(Dataset entries)

● ● ● ●

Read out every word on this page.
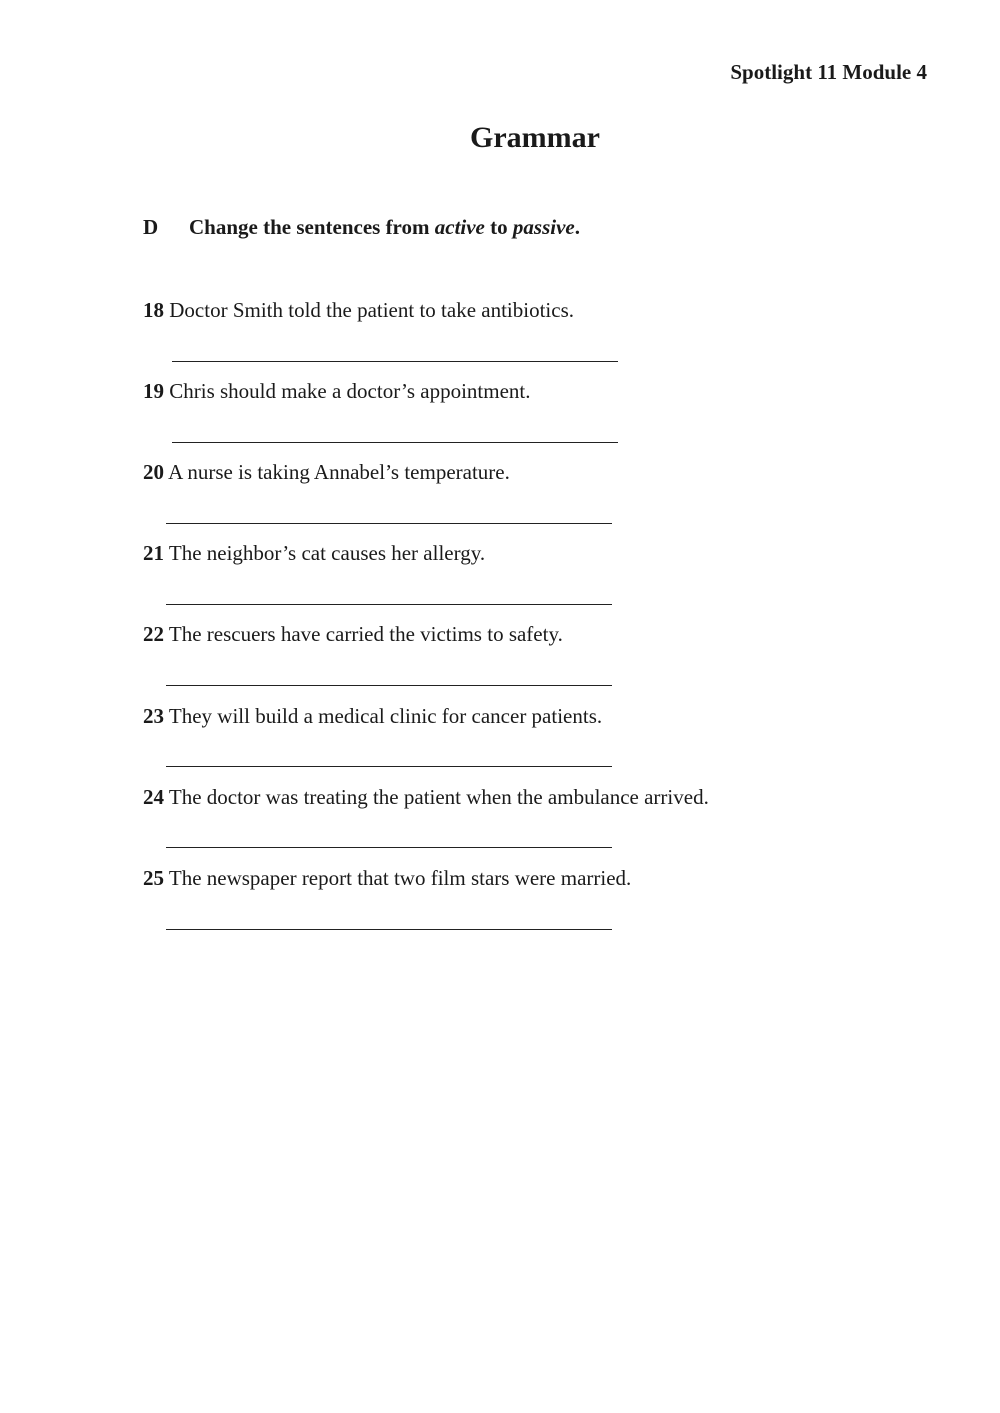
Spotlight 11 Module 4
Grammar
D Change the sentences from active to passive.
18 Doctor Smith told the patient to take antibiotics.
19 Chris should make a doctor’s appointment.
20 A nurse is taking Annabel’s temperature.
21 The neighbor’s cat causes her allergy.
22 The rescuers have carried the victims to safety.
23 They will build a medical clinic for cancer patients.
24 The doctor was treating the patient when the ambulance arrived.
25 The newspaper report that two film stars were married.
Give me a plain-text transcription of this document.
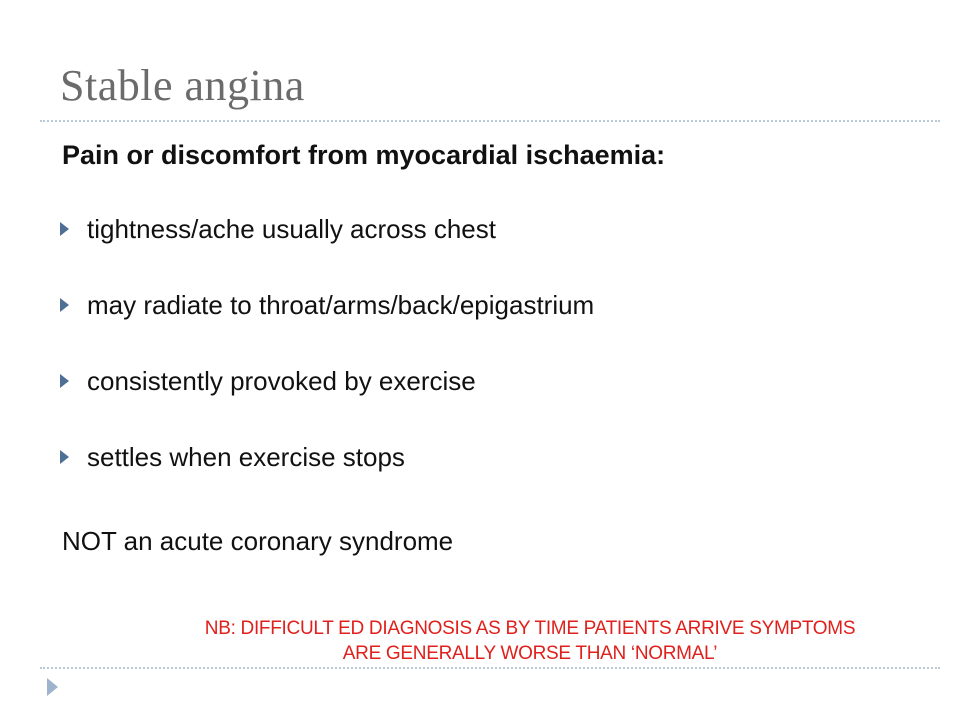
Stable angina
Pain or discomfort from myocardial ischaemia:
tightness/ache usually across chest
may radiate to throat/arms/back/epigastrium
consistently provoked by exercise
settles when exercise stops
NOT an acute coronary syndrome
NB: DIFFICULT ED DIAGNOSIS AS BY TIME PATIENTS ARRIVE SYMPTOMS
ARE GENERALLY WORSE THAN ‘NORMAL’
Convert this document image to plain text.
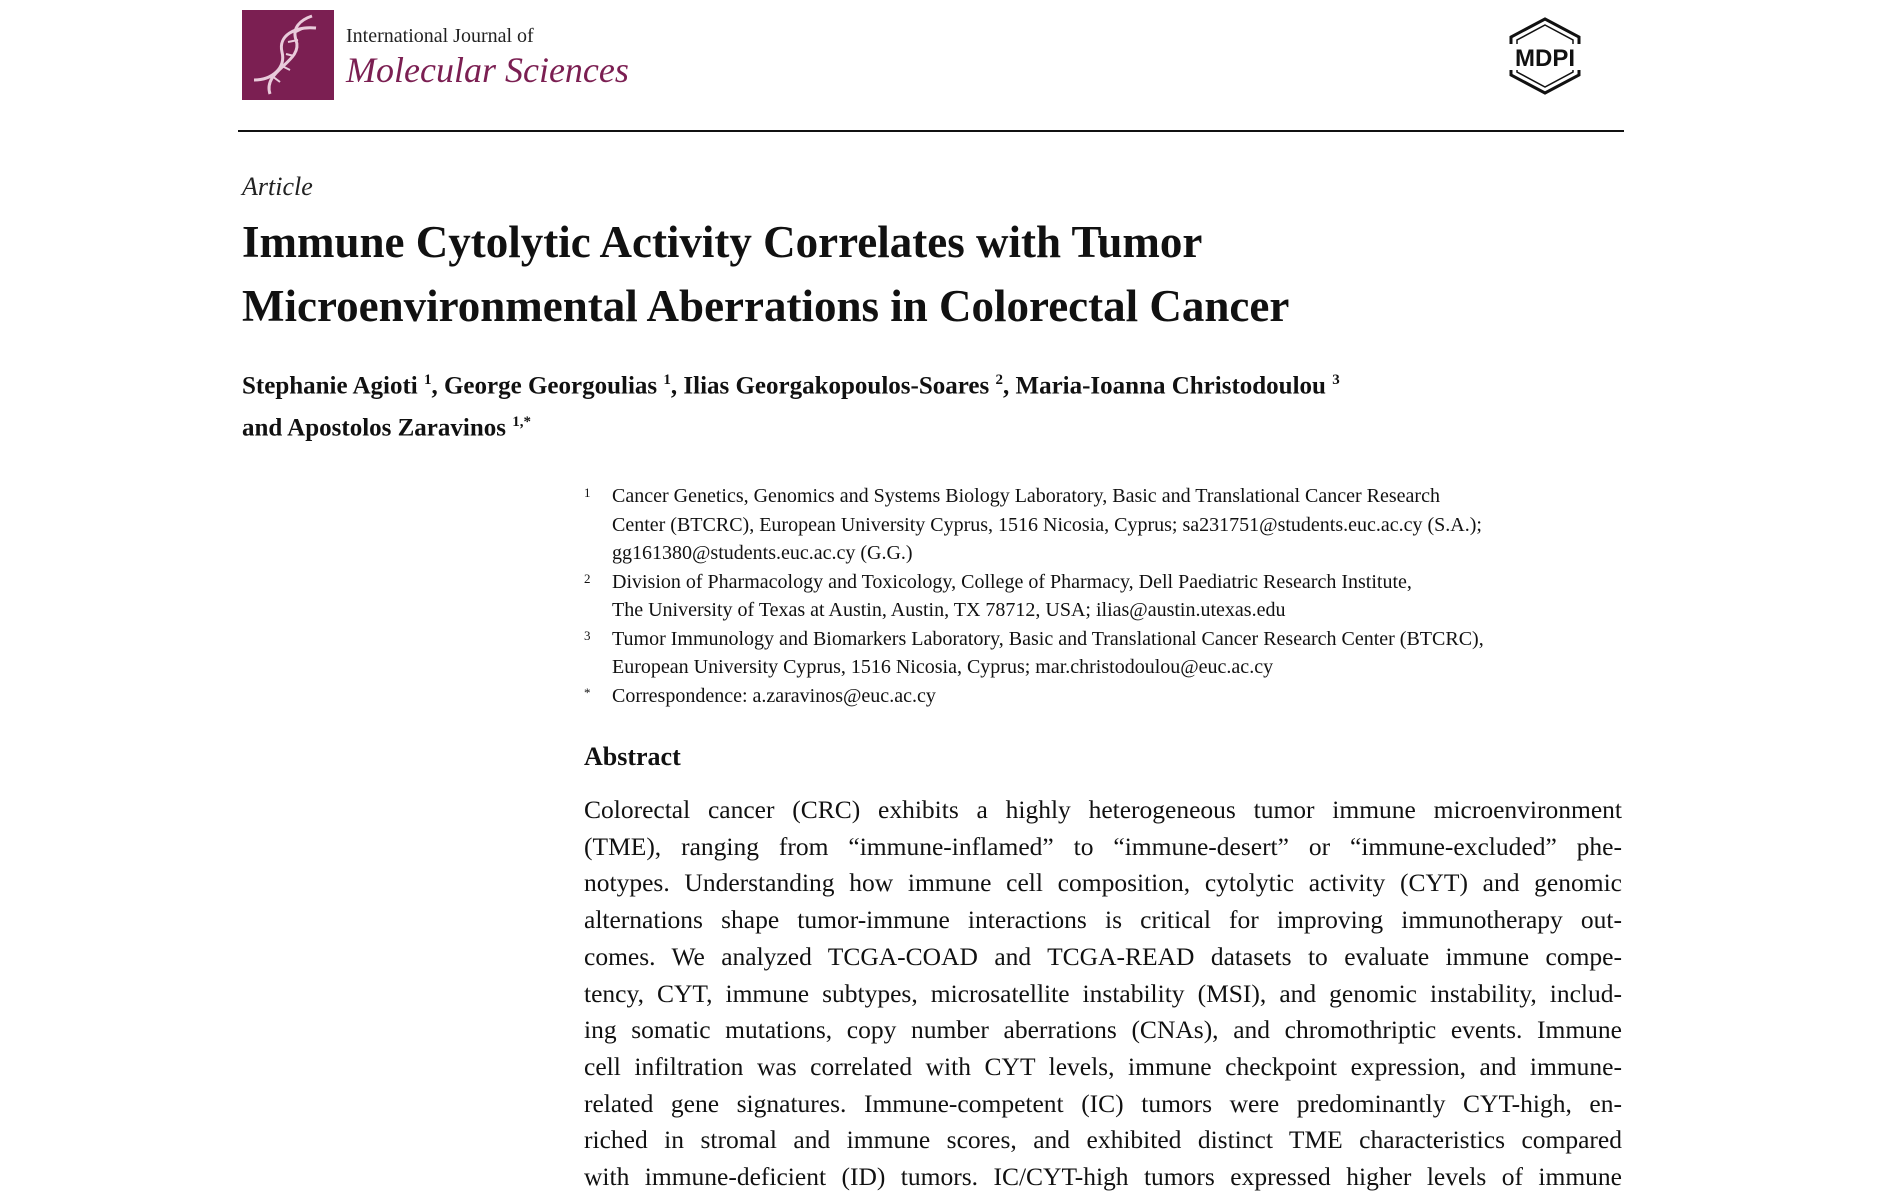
International Journal of
Molecular Sciences	MDPI
Article
Immune Cytolytic Activity Correlates with Tumor
Microenvironmental Aberrations in Colorectal Cancer
Stephanie Agioti $^1$, George Georgoulias $^1$, Ilias Georgakopoulos-Soares $^2$, Maria-Ioanna Christodoulou $^3$
and Apostolos Zaravinos $^{1,*}$
1 Cancer Genetics, Genomics and Systems Biology Laboratory, Basic and Translational Cancer Research
Center (BTCRC), European University Cyprus, 1516 Nicosia, Cyprus; sa231751@students.euc.ac.cy (S.A.);
gg161380@students.euc.ac.cy (G.G.)
2 Division of Pharmacology and Toxicology, College of Pharmacy, Dell Paediatric Research Institute,
The University of Texas at Austin, Austin, TX 78712, USA; ilias@austin.utexas.edu
3 Tumor Immunology and Biomarkers Laboratory, Basic and Translational Cancer Research Center (BTCRC),
European University Cyprus, 1516 Nicosia, Cyprus; mar.christodoulou@euc.ac.cy
* Correspondence: a.zaravinos@euc.ac.cy
Abstract
Colorectal cancer (CRC) exhibits a highly heterogeneous tumor immune microenvironment
(TME), ranging from “immune-inflamed” to “immune-desert” or “immune-excluded” phe-
notypes. Understanding how immune cell composition, cytolytic activity (CYT) and genomic
alternations shape tumor-immune interactions is critical for improving immunotherapy out-
comes. We analyzed TCGA-COAD and TCGA-READ datasets to evaluate immune compe-
tency, CYT, immune subtypes, microsatellite instability (MSI), and genomic instability, includ-
ing somatic mutations, copy number aberrations (CNAs), and chromothriptic events. Immune
cell infiltration was correlated with CYT levels, immune checkpoint expression, and immune-
related gene signatures. Immune-competent (IC) tumors were predominantly CYT-high, en-
riched in stromal and immune scores, and exhibited distinct TME characteristics compared
with immune-deficient (ID) tumors. IC/CYT-high tumors expressed higher levels of immune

● ● ● ●

*Task item*. With the pictures omitted, give every line above again exactly.

*Answer box*.
Read out every word on this page.
Spotlight 11 Module 4
Grammar
D Change the sentences from active to passive.
18 Doctor Smith told the patient to take antibiotics.
19 Chris should make a doctor’s appointment.
20 A nurse is taking Annabel’s temperature.
21 The neighbor’s cat causes her allergy.
22 The rescuers have carried the victims to safety.
23 They will build a medical clinic for cancer patients.
24 The doctor was treating the patient when the ambulance arrived.
25 The newspaper report that two film stars were married.
Give me a plain-text transcription of this document.
Stable angina
Pain or discomfort from myocardial ischaemia:
tightness/ache usually across chest
may radiate to throat/arms/back/epigastrium
consistently provoked by exercise
settles when exercise stops
NOT an acute coronary syndrome
NB: DIFFICULT ED DIAGNOSIS AS BY TIME PATIENTS ARRIVE SYMPTOMS
ARE GENERALLY WORSE THAN ‘NORMAL’
Convert this document image to plain text.
International Journal of
Molecular Sciences	MDPI
Article
Immune Cytolytic Activity Correlates with Tumor
Microenvironmental Aberrations in Colorectal Cancer
Stephanie Agioti $^1$, George Georgoulias $^1$, Ilias Georgakopoulos-Soares $^2$, Maria-Ioanna Christodoulou $^3$
and Apostolos Zaravinos $^{1,*}$
1 Cancer Genetics, Genomics and Systems Biology Laboratory, Basic and Translational Cancer Research
Center (BTCRC), European University Cyprus, 1516 Nicosia, Cyprus; sa231751@students.euc.ac.cy (S.A.);
gg161380@students.euc.ac.cy (G.G.)
2 Division of Pharmacology and Toxicology, College of Pharmacy, Dell Paediatric Research Institute,
The University of Texas at Austin, Austin, TX 78712, USA; ilias@austin.utexas.edu
3 Tumor Immunology and Biomarkers Laboratory, Basic and Translational Cancer Research Center (BTCRC),
European University Cyprus, 1516 Nicosia, Cyprus; mar.christodoulou@euc.ac.cy
* Correspondence: a.zaravinos@euc.ac.cy
Abstract
Colorectal cancer (CRC) exhibits a highly heterogeneous tumor immune microenvironment
(TME), ranging from “immune-inflamed” to “immune-desert” or “immune-excluded” phe-
notypes. Understanding how immune cell composition, cytolytic activity (CYT) and genomic
alternations shape tumor-immune interactions is critical for improving immunotherapy out-
comes. We analyzed TCGA-COAD and TCGA-READ datasets to evaluate immune compe-
tency, CYT, immune subtypes, microsatellite instability (MSI), and genomic instability, includ-
ing somatic mutations, copy number aberrations (CNAs), and chromothriptic events. Immune
cell infiltration was correlated with CYT levels, immune checkpoint expression, and immune-
related gene signatures. Immune-competent (IC) tumors were predominantly CYT-high, en-
riched in stromal and immune scores, and exhibited distinct TME characteristics compared
with immune-deficient (ID) tumors. IC/CYT-high tumors expressed higher levels of immune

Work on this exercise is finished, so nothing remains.